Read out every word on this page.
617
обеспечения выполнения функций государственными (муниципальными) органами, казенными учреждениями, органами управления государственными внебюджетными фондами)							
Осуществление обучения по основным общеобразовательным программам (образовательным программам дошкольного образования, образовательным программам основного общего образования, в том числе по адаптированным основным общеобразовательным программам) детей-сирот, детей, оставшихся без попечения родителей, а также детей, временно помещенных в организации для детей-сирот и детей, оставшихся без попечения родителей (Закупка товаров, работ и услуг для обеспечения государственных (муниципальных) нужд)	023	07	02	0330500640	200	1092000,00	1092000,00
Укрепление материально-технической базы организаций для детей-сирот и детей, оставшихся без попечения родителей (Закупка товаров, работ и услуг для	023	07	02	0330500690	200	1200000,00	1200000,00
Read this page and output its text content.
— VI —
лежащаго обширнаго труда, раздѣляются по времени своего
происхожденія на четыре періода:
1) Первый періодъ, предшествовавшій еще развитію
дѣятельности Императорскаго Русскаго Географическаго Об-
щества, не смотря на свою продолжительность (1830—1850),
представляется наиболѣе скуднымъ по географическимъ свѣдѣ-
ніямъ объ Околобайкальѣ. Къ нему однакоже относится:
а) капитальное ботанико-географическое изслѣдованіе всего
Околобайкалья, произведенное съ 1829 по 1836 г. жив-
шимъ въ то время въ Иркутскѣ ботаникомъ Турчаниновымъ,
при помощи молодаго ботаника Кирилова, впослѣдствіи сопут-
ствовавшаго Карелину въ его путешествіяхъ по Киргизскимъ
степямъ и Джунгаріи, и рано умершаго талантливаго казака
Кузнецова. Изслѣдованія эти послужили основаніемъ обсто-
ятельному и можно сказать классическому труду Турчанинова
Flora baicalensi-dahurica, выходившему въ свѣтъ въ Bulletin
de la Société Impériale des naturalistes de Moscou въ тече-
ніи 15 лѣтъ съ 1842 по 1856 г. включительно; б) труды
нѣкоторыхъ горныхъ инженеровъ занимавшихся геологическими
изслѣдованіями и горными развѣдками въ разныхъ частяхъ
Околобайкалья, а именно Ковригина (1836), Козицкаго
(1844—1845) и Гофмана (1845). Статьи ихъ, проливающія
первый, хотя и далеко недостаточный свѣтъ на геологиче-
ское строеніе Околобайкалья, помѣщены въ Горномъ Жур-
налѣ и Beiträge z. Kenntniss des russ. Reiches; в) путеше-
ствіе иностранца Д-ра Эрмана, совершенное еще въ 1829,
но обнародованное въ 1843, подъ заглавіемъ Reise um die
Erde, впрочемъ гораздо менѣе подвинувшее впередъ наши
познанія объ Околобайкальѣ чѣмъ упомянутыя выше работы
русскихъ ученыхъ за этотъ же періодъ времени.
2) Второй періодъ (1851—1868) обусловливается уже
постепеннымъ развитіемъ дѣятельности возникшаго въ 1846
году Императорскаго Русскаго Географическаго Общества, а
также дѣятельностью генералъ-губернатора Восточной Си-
*-*-*
Exercise description: Show the lines from the data above that contain the string "Околобайкалья".

Output of the exercise:
Околобайкалья, произведенное съ 1829 по 1836 г. жив-
Околобайкалья, а именно Ковригина (1836), Козицкаго
ское строеніе Околобайкалья, помѣщены въ Горномъ Жур-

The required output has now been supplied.